[Spatial layout data]
**********
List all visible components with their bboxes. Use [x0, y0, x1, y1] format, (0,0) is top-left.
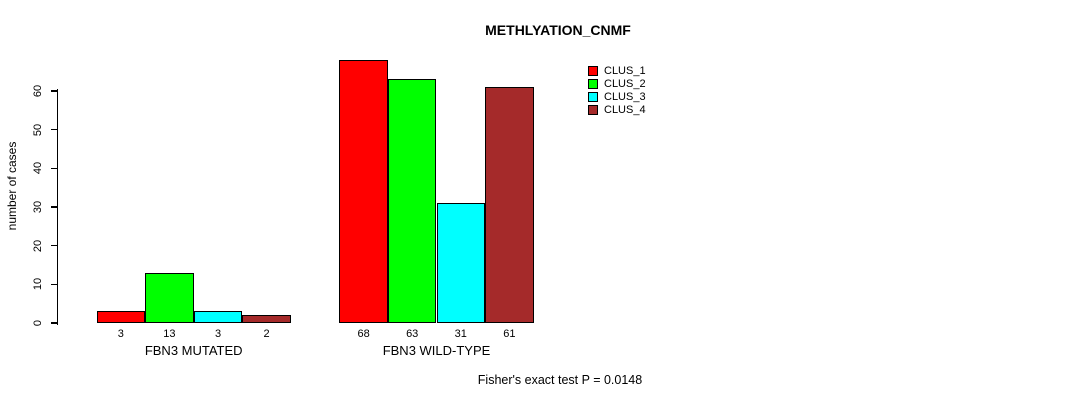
y-tick-mark — [51, 128, 57, 131]
legend-item-clus_3: CLUS_3 — [588, 90, 646, 103]
y-tick-mark — [51, 206, 57, 208]
bar-clus_3-wild-type — [436, 203, 486, 323]
bar-clus_3-mutated — [193, 311, 243, 323]
legend-item-clus_1: CLUS_1 — [588, 64, 646, 77]
legend: CLUS_1 CLUS_2 CLUS_3 CLUS_4 — [588, 64, 646, 116]
legend-item-clus_4: CLUS_4 — [588, 103, 646, 116]
y-axis-line — [57, 89, 59, 325]
bar-value-label: 13 — [163, 328, 176, 340]
y-tick-mark — [51, 283, 57, 286]
bar-clus_1-mutated — [96, 311, 146, 323]
x-group-label: FBN3 WILD-TYPE — [382, 343, 491, 358]
legend-swatch-icon — [588, 78, 598, 89]
bar-clus_4-mutated — [242, 315, 291, 323]
y-tick-label: 10 — [32, 278, 44, 291]
legend-swatch-icon — [588, 104, 598, 115]
y-tick-label: 60 — [32, 84, 44, 98]
legend-label: CLUS_3 — [604, 90, 646, 103]
bar-value-label: 3 — [214, 328, 222, 340]
legend-label: CLUS_4 — [604, 103, 646, 116]
y-tick-mark — [51, 90, 57, 92]
bar-value-label: 2 — [263, 328, 270, 340]
y-tick-label: 50 — [32, 123, 44, 136]
bar-clus_2-wild-type — [387, 79, 437, 323]
y-tick-mark — [51, 244, 57, 247]
legend-swatch-icon — [588, 91, 598, 102]
bar-value-label: 3 — [117, 328, 124, 340]
legend-item-clus_2: CLUS_2 — [588, 77, 646, 90]
bar-value-label: 68 — [357, 328, 370, 340]
y-tick-label: 30 — [32, 200, 44, 214]
y-tick-mark — [51, 322, 57, 324]
y-axis-label: number of cases — [5, 141, 19, 231]
legend-label: CLUS_1 — [604, 64, 646, 77]
chart-title: METHLYATION_CNMF — [485, 22, 631, 38]
bar-value-label: 31 — [454, 328, 467, 340]
x-group-label: FBN3 MUTATED — [144, 343, 243, 358]
bar-value-label: 63 — [406, 328, 419, 340]
y-tick-mark — [51, 167, 57, 170]
y-tick-label: 0 — [32, 319, 44, 327]
stat-annotation: Fisher's exact test P = 0.0148 — [477, 373, 643, 387]
bar-clus_1-wild-type — [339, 60, 388, 323]
legend-label: CLUS_2 — [604, 77, 646, 90]
legend-swatch-icon — [588, 65, 598, 76]
y-tick-label: 20 — [32, 239, 44, 252]
y-tick-label: 40 — [32, 162, 44, 175]
bar-clus_4-wild-type — [485, 87, 534, 323]
bar-clus_2-mutated — [145, 272, 194, 323]
bar-value-label: 61 — [503, 328, 516, 340]
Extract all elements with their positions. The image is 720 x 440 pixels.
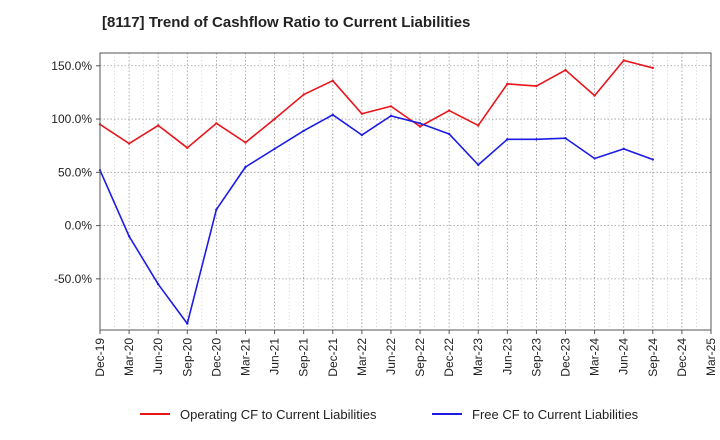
series-line-1 bbox=[99, 59, 654, 149]
series-2-point bbox=[389, 114, 393, 118]
chart-title: [8117] Trend of Cashflow Ratio to Curren… bbox=[102, 14, 471, 31]
y-tick-label: 150.0% bbox=[51, 59, 92, 73]
series-1-point bbox=[302, 93, 305, 96]
x-tick-label: Sep-23 bbox=[529, 338, 543, 377]
grid-lines bbox=[100, 53, 711, 330]
legend-label: Operating CF to Current Liabilities bbox=[180, 407, 377, 422]
x-tick-label: Mar-20 bbox=[122, 338, 136, 376]
x-tick-label: Mar-25 bbox=[704, 338, 718, 376]
series-1-point bbox=[418, 125, 422, 128]
series-1-point bbox=[215, 122, 218, 125]
series-1-point bbox=[506, 82, 509, 86]
series-2-point bbox=[477, 163, 480, 167]
y-tick-label: 50.0% bbox=[58, 165, 92, 179]
series-2-point bbox=[302, 129, 305, 132]
legend-label: Free CF to Current Liabilities bbox=[472, 407, 639, 422]
x-tick-label: Dec-19 bbox=[93, 338, 107, 377]
series-line-2 bbox=[99, 113, 654, 325]
y-tick-label: 0.0% bbox=[65, 219, 93, 233]
series-2-point bbox=[273, 147, 276, 151]
series-2-point bbox=[506, 138, 509, 141]
x-tick-label: Mar-22 bbox=[355, 338, 369, 376]
plot-frame bbox=[99, 52, 712, 331]
x-tick-label: Dec-24 bbox=[675, 338, 689, 377]
x-axis: Dec-19 Mar-20 Jun-20 Sep-20 Dec-20 Mar-21 Jun-… bbox=[93, 330, 718, 377]
series-1-point bbox=[651, 66, 655, 70]
series-1-point bbox=[156, 124, 160, 127]
series-1-point bbox=[447, 109, 451, 112]
series-2-point bbox=[331, 113, 334, 116]
series-2-point bbox=[156, 282, 160, 286]
series-2-point bbox=[360, 133, 364, 137]
y-tick-label: -50.0% bbox=[54, 272, 92, 286]
x-tick-label: Mar-23 bbox=[471, 338, 485, 376]
series-2-point bbox=[447, 132, 451, 136]
y-tick-label: 100.0% bbox=[51, 112, 92, 126]
x-tick-label: Jun-23 bbox=[500, 338, 514, 375]
x-tick-label: Sep-20 bbox=[180, 338, 194, 377]
x-tick-label: Dec-22 bbox=[442, 338, 456, 377]
x-tick-label: Dec-21 bbox=[326, 338, 340, 377]
series-1-point bbox=[622, 59, 625, 62]
x-tick-label: Dec-20 bbox=[209, 338, 223, 377]
series-2-point bbox=[215, 208, 218, 211]
x-tick-label: Mar-24 bbox=[588, 338, 602, 376]
series-2-point bbox=[535, 138, 538, 141]
series-2-point bbox=[127, 235, 131, 238]
series-1-point bbox=[389, 105, 393, 108]
series-1-point bbox=[564, 68, 567, 72]
x-tick-label: Jun-21 bbox=[268, 338, 282, 375]
x-tick-label: Jun-24 bbox=[617, 338, 631, 375]
series-2-point bbox=[186, 322, 189, 325]
x-tick-label: Sep-22 bbox=[413, 338, 427, 377]
series-2-point bbox=[244, 165, 247, 169]
x-tick-label: Mar-21 bbox=[238, 338, 252, 376]
series-1-point bbox=[273, 117, 276, 121]
series-1-point bbox=[331, 79, 334, 82]
series-1-point bbox=[535, 84, 538, 88]
legend: Operating CF to Current Liabilities Free … bbox=[140, 407, 639, 422]
x-tick-label: Sep-24 bbox=[646, 338, 660, 377]
series-1-point bbox=[360, 112, 364, 115]
series-2-point bbox=[622, 147, 625, 151]
series-2-point bbox=[593, 157, 596, 160]
series-1-point bbox=[186, 146, 189, 150]
series-2-point bbox=[651, 158, 655, 161]
x-tick-label: Jun-20 bbox=[151, 338, 165, 375]
series-2-point bbox=[564, 137, 567, 140]
series-2-point bbox=[418, 122, 422, 125]
series-1-point bbox=[593, 94, 596, 97]
x-tick-label: Sep-21 bbox=[297, 338, 311, 377]
x-tick-label: Dec-23 bbox=[559, 338, 573, 377]
y-axis: 150.0% 100.0% 50.0% 0.0% -50.0% bbox=[51, 59, 100, 286]
series-1-point bbox=[477, 124, 480, 127]
x-tick-label: Jun-22 bbox=[384, 338, 398, 375]
series-1-point bbox=[127, 142, 131, 145]
series-1-point bbox=[244, 141, 247, 144]
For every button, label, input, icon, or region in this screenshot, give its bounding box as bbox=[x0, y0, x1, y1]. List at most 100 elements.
**********
What the task requires: Reproduce all of the data above with every occurrence of "legend-swatch-icon" replaced by "legend-marker" and all else unchanged. Omit the pictures from your output.

Task result:
List all visible components with their bboxes. Use [x0, y0, x1, y1] format, (0,0) is top-left.
y-tick-mark — [51, 128, 57, 131]
legend-item-clus_3: CLUS_3 — [588, 90, 646, 103]
y-tick-mark — [51, 206, 57, 208]
bar-clus_3-wild-type — [436, 203, 486, 323]
bar-clus_3-mutated — [193, 311, 243, 323]
legend-item-clus_1: CLUS_1 — [588, 64, 646, 77]
legend: CLUS_1 CLUS_2 CLUS_3 CLUS_4 — [588, 64, 646, 116]
legend-item-clus_4: CLUS_4 — [588, 103, 646, 116]
y-axis-line — [57, 89, 59, 325]
bar-value-label: 13 — [163, 328, 176, 340]
y-tick-mark — [51, 283, 57, 286]
bar-clus_1-mutated — [96, 311, 146, 323]
x-group-label: FBN3 WILD-TYPE — [382, 343, 491, 358]
legend-marker — [588, 78, 598, 89]
bar-clus_4-mutated — [242, 315, 291, 323]
y-tick-label: 10 — [32, 278, 44, 291]
legend-marker — [588, 104, 598, 115]
y-tick-label: 60 — [32, 84, 44, 98]
legend-label: CLUS_3 — [604, 90, 646, 103]
bar-value-label: 3 — [214, 328, 222, 340]
legend-label: CLUS_4 — [604, 103, 646, 116]
y-tick-mark — [51, 90, 57, 92]
bar-value-label: 2 — [263, 328, 270, 340]
y-tick-label: 50 — [32, 123, 44, 136]
bar-clus_2-wild-type — [387, 79, 437, 323]
y-tick-mark — [51, 244, 57, 247]
legend-marker — [588, 91, 598, 102]
bar-value-label: 3 — [117, 328, 124, 340]
legend-item-clus_2: CLUS_2 — [588, 77, 646, 90]
bar-value-label: 68 — [357, 328, 370, 340]
y-tick-label: 30 — [32, 200, 44, 214]
y-tick-mark — [51, 322, 57, 324]
y-axis-label: number of cases — [5, 141, 19, 231]
legend-label: CLUS_1 — [604, 64, 646, 77]
chart-title: METHLYATION_CNMF — [485, 22, 631, 38]
bar-value-label: 31 — [454, 328, 467, 340]
x-group-label: FBN3 MUTATED — [144, 343, 243, 358]
bar-value-label: 63 — [406, 328, 419, 340]
y-tick-mark — [51, 167, 57, 170]
y-tick-label: 0 — [32, 319, 44, 327]
stat-annotation: Fisher's exact test P = 0.0148 — [477, 373, 643, 387]
bar-clus_1-wild-type — [339, 60, 388, 323]
legend-label: CLUS_2 — [604, 77, 646, 90]
legend-marker — [588, 65, 598, 76]
y-tick-label: 20 — [32, 239, 44, 252]
y-tick-label: 40 — [32, 162, 44, 175]
bar-clus_4-wild-type — [485, 87, 534, 323]
bar-clus_2-mutated — [145, 272, 194, 323]
bar-value-label: 61 — [503, 328, 516, 340]
Extract all elements with their positions. The image is 720 x 440 pixels.
series-line-1 bbox=[99, 59, 654, 149]
series-2-point bbox=[389, 114, 393, 118]
chart-title: [8117] Trend of Cashflow Ratio to Curren… bbox=[102, 14, 471, 31]
y-tick-label: 150.0% bbox=[51, 59, 92, 73]
series-1-point bbox=[302, 93, 305, 96]
x-tick-label: Sep-23 bbox=[529, 338, 543, 377]
grid-lines bbox=[100, 53, 711, 330]
legend-label: Operating CF to Current Liabilities bbox=[180, 407, 377, 422]
x-tick-label: Mar-20 bbox=[122, 338, 136, 376]
x-tick-label: Mar-25 bbox=[704, 338, 718, 376]
series-1-point bbox=[418, 125, 422, 128]
series-1-point bbox=[215, 122, 218, 125]
series-1-point bbox=[506, 82, 509, 86]
series-2-point bbox=[477, 163, 480, 167]
y-tick-label: 50.0% bbox=[58, 165, 92, 179]
series-2-point bbox=[302, 129, 305, 132]
legend-label: Free CF to Current Liabilities bbox=[472, 407, 639, 422]
x-tick-label: Dec-19 bbox=[93, 338, 107, 377]
series-line-2 bbox=[99, 113, 654, 325]
y-tick-label: 0.0% bbox=[65, 219, 93, 233]
series-2-point bbox=[273, 147, 276, 151]
series-2-point bbox=[506, 138, 509, 141]
x-tick-label: Mar-22 bbox=[355, 338, 369, 376]
plot-frame bbox=[99, 52, 712, 331]
x-tick-label: Dec-24 bbox=[675, 338, 689, 377]
x-axis: Dec-19 Mar-20 Jun-20 Sep-20 Dec-20 Mar-21 Jun-… bbox=[93, 330, 718, 377]
series-1-point bbox=[651, 66, 655, 70]
series-1-point bbox=[156, 124, 160, 127]
series-1-point bbox=[447, 109, 451, 112]
series-2-point bbox=[331, 113, 334, 116]
series-2-point bbox=[156, 282, 160, 286]
series-2-point bbox=[360, 133, 364, 137]
y-tick-label: -50.0% bbox=[54, 272, 92, 286]
x-tick-label: Mar-23 bbox=[471, 338, 485, 376]
series-2-point bbox=[447, 132, 451, 136]
y-tick-label: 100.0% bbox=[51, 112, 92, 126]
x-tick-label: Jun-23 bbox=[500, 338, 514, 375]
x-tick-label: Sep-20 bbox=[180, 338, 194, 377]
x-tick-label: Dec-22 bbox=[442, 338, 456, 377]
x-tick-label: Dec-21 bbox=[326, 338, 340, 377]
series-1-point bbox=[622, 59, 625, 62]
x-tick-label: Dec-20 bbox=[209, 338, 223, 377]
series-2-point bbox=[215, 208, 218, 211]
x-tick-label: Mar-24 bbox=[588, 338, 602, 376]
series-2-point bbox=[535, 138, 538, 141]
series-2-point bbox=[127, 235, 131, 238]
series-1-point bbox=[389, 105, 393, 108]
series-1-point bbox=[564, 68, 567, 72]
x-tick-label: Jun-21 bbox=[268, 338, 282, 375]
x-tick-label: Jun-24 bbox=[617, 338, 631, 375]
series-2-point bbox=[186, 322, 189, 325]
x-tick-label: Sep-22 bbox=[413, 338, 427, 377]
series-2-point bbox=[244, 165, 247, 169]
x-tick-label: Mar-21 bbox=[238, 338, 252, 376]
series-1-point bbox=[273, 117, 276, 121]
series-1-point bbox=[331, 79, 334, 82]
series-1-point bbox=[535, 84, 538, 88]
legend: Operating CF to Current Liabilities Free … bbox=[140, 407, 639, 422]
x-tick-label: Sep-24 bbox=[646, 338, 660, 377]
series-1-point bbox=[360, 112, 364, 115]
series-2-point bbox=[622, 147, 625, 151]
series-2-point bbox=[593, 157, 596, 160]
series-1-point bbox=[186, 146, 189, 150]
series-2-point bbox=[651, 158, 655, 161]
x-tick-label: Jun-20 bbox=[151, 338, 165, 375]
series-2-point bbox=[564, 137, 567, 140]
series-2-point bbox=[418, 122, 422, 125]
series-1-point bbox=[593, 94, 596, 97]
x-tick-label: Sep-21 bbox=[297, 338, 311, 377]
x-tick-label: Dec-23 bbox=[559, 338, 573, 377]
y-axis: 150.0% 100.0% 50.0% 0.0% -50.0% bbox=[51, 59, 100, 286]
series-1-point bbox=[477, 124, 480, 127]
x-tick-label: Jun-22 bbox=[384, 338, 398, 375]
series-1-point bbox=[127, 142, 131, 145]
series-1-point bbox=[244, 141, 247, 144]
For every button, label, input, icon, or region in this screenshot, give its bounding box as bbox=[x0, y0, x1, y1]. List at most 100 elements.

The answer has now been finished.